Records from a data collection
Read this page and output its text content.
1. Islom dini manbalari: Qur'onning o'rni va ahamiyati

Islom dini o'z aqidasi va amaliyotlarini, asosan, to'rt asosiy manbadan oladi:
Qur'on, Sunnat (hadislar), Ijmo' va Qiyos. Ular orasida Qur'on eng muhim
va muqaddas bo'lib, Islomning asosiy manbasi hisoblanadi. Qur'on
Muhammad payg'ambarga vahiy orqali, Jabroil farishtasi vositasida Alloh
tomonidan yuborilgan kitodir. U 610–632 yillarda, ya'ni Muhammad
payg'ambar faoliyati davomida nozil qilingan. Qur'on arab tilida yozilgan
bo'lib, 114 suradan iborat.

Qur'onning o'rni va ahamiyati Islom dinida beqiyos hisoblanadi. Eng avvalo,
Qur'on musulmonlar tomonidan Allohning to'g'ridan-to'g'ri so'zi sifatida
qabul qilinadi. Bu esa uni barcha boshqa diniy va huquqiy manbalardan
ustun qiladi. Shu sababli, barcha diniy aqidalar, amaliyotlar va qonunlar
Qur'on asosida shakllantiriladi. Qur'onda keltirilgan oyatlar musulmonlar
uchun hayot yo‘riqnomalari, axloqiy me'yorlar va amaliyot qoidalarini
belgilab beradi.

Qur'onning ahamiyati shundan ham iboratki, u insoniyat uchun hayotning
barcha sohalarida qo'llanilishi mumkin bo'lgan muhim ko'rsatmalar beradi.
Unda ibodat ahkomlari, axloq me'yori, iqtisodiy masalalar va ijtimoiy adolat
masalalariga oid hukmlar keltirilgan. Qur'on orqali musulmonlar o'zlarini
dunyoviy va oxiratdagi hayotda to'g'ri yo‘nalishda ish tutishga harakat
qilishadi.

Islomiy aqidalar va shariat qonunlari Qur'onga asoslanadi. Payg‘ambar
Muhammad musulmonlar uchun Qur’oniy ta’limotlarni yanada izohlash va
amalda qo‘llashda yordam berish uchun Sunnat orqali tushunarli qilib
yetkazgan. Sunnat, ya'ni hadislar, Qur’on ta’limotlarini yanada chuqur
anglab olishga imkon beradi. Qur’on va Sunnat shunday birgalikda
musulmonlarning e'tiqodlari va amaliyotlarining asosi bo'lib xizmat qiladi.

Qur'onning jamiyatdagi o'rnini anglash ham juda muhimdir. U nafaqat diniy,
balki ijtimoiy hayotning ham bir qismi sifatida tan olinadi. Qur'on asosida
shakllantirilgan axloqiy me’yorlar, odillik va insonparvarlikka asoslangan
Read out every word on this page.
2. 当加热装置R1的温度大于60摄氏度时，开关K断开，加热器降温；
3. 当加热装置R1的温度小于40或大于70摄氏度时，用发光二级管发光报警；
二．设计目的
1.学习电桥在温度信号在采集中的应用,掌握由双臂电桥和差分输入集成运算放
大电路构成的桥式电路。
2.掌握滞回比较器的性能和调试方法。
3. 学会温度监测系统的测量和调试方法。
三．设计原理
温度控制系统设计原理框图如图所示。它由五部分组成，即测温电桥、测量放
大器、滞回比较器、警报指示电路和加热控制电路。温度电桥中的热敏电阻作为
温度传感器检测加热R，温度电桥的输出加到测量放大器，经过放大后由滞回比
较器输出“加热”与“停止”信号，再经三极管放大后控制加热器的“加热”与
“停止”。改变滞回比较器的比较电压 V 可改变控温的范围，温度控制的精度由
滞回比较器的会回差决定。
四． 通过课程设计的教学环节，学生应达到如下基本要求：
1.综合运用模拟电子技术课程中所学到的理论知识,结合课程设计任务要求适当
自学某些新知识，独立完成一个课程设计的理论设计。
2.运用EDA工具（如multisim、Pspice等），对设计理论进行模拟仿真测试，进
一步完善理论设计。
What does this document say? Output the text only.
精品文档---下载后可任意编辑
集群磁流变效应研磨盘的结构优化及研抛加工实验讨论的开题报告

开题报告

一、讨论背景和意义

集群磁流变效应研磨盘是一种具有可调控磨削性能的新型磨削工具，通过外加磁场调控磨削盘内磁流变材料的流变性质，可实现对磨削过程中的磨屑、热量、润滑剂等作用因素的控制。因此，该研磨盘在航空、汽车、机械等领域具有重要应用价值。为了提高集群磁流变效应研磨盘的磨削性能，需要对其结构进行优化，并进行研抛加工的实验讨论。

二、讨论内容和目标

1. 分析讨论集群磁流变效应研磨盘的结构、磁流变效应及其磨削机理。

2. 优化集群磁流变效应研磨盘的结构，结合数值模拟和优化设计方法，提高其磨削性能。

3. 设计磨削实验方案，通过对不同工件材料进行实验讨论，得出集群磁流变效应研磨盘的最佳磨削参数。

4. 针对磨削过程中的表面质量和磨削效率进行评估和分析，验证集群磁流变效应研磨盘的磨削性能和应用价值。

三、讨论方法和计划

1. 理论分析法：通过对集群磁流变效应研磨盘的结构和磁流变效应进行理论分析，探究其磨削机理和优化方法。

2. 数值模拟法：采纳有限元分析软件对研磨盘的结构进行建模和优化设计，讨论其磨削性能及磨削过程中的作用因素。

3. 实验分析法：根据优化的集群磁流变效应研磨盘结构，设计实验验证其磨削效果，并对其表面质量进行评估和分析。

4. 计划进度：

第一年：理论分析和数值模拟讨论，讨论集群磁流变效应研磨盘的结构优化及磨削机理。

What you should do
Transcribe every record above exactly as it appears.

Correct response
Read this page and output its text content.
1. Islom dini manbalari: Qur'onning o'rni va ahamiyati

Islom dini o'z aqidasi va amaliyotlarini, asosan, to'rt asosiy manbadan oladi:
Qur'on, Sunnat (hadislar), Ijmo' va Qiyos. Ular orasida Qur'on eng muhim
va muqaddas bo'lib, Islomning asosiy manbasi hisoblanadi. Qur'on
Muhammad payg'ambarga vahiy orqali, Jabroil farishtasi vositasida Alloh
tomonidan yuborilgan kitodir. U 610–632 yillarda, ya'ni Muhammad
payg'ambar faoliyati davomida nozil qilingan. Qur'on arab tilida yozilgan
bo'lib, 114 suradan iborat.

Qur'onning o'rni va ahamiyati Islom dinida beqiyos hisoblanadi. Eng avvalo,
Qur'on musulmonlar tomonidan Allohning to'g'ridan-to'g'ri so'zi sifatida
qabul qilinadi. Bu esa uni barcha boshqa diniy va huquqiy manbalardan
ustun qiladi. Shu sababli, barcha diniy aqidalar, amaliyotlar va qonunlar
Qur'on asosida shakllantiriladi. Qur'onda keltirilgan oyatlar musulmonlar
uchun hayot yo‘riqnomalari, axloqiy me'yorlar va amaliyot qoidalarini
belgilab beradi.

Qur'onning ahamiyati shundan ham iboratki, u insoniyat uchun hayotning
barcha sohalarida qo'llanilishi mumkin bo'lgan muhim ko'rsatmalar beradi.
Unda ibodat ahkomlari, axloq me'yori, iqtisodiy masalalar va ijtimoiy adolat
masalalariga oid hukmlar keltirilgan. Qur'on orqali musulmonlar o'zlarini
dunyoviy va oxiratdagi hayotda to'g'ri yo‘nalishda ish tutishga harakat
qilishadi.

Islomiy aqidalar va shariat qonunlari Qur'onga asoslanadi. Payg‘ambar
Muhammad musulmonlar uchun Qur’oniy ta’limotlarni yanada izohlash va
amalda qo‘llashda yordam berish uchun Sunnat orqali tushunarli qilib
yetkazgan. Sunnat, ya'ni hadislar, Qur’on ta’limotlarini yanada chuqur
anglab olishga imkon beradi. Qur’on va Sunnat shunday birgalikda
musulmonlarning e'tiqodlari va amaliyotlarining asosi bo'lib xizmat qiladi.

Qur'onning jamiyatdagi o'rnini anglash ham juda muhimdir. U nafaqat diniy,
balki ijtimoiy hayotning ham bir qismi sifatida tan olinadi. Qur'on asosida
shakllantirilgan axloqiy me’yorlar, odillik va insonparvarlikka asoslangan
Read out every word on this page.
2. 当加热装置R1的温度大于60摄氏度时，开关K断开，加热器降温；
3. 当加热装置R1的温度小于40或大于70摄氏度时，用发光二级管发光报警；
二．设计目的
1.学习电桥在温度信号在采集中的应用,掌握由双臂电桥和差分输入集成运算放
大电路构成的桥式电路。
2.掌握滞回比较器的性能和调试方法。
3. 学会温度监测系统的测量和调试方法。
三．设计原理
温度控制系统设计原理框图如图所示。它由五部分组成，即测温电桥、测量放
大器、滞回比较器、警报指示电路和加热控制电路。温度电桥中的热敏电阻作为
温度传感器检测加热R，温度电桥的输出加到测量放大器，经过放大后由滞回比
较器输出“加热”与“停止”信号，再经三极管放大后控制加热器的“加热”与
“停止”。改变滞回比较器的比较电压 V 可改变控温的范围，温度控制的精度由
滞回比较器的会回差决定。
四． 通过课程设计的教学环节，学生应达到如下基本要求：
1.综合运用模拟电子技术课程中所学到的理论知识,结合课程设计任务要求适当
自学某些新知识，独立完成一个课程设计的理论设计。
2.运用EDA工具（如multisim、Pspice等），对设计理论进行模拟仿真测试，进
一步完善理论设计。
What does this document say? Output the text only.
精品文档---下载后可任意编辑
集群磁流变效应研磨盘的结构优化及研抛加工实验讨论的开题报告

开题报告

一、讨论背景和意义

集群磁流变效应研磨盘是一种具有可调控磨削性能的新型磨削工具，通过外加磁场调控磨削盘内磁流变材料的流变性质，可实现对磨削过程中的磨屑、热量、润滑剂等作用因素的控制。因此，该研磨盘在航空、汽车、机械等领域具有重要应用价值。为了提高集群磁流变效应研磨盘的磨削性能，需要对其结构进行优化，并进行研抛加工的实验讨论。

二、讨论内容和目标

1. 分析讨论集群磁流变效应研磨盘的结构、磁流变效应及其磨削机理。

2. 优化集群磁流变效应研磨盘的结构，结合数值模拟和优化设计方法，提高其磨削性能。

3. 设计磨削实验方案，通过对不同工件材料进行实验讨论，得出集群磁流变效应研磨盘的最佳磨削参数。

4. 针对磨削过程中的表面质量和磨削效率进行评估和分析，验证集群磁流变效应研磨盘的磨削性能和应用价值。

三、讨论方法和计划

1. 理论分析法：通过对集群磁流变效应研磨盘的结构和磁流变效应进行理论分析，探究其磨削机理和优化方法。

2. 数值模拟法：采纳有限元分析软件对研磨盘的结构进行建模和优化设计，讨论其磨削性能及磨削过程中的作用因素。

3. 实验分析法：根据优化的集群磁流变效应研磨盘结构，设计实验验证其磨削效果，并对其表面质量进行评估和分析。

4. 计划进度：

第一年：理论分析和数值模拟讨论，讨论集群磁流变效应研磨盘的结构优化及磨削机理。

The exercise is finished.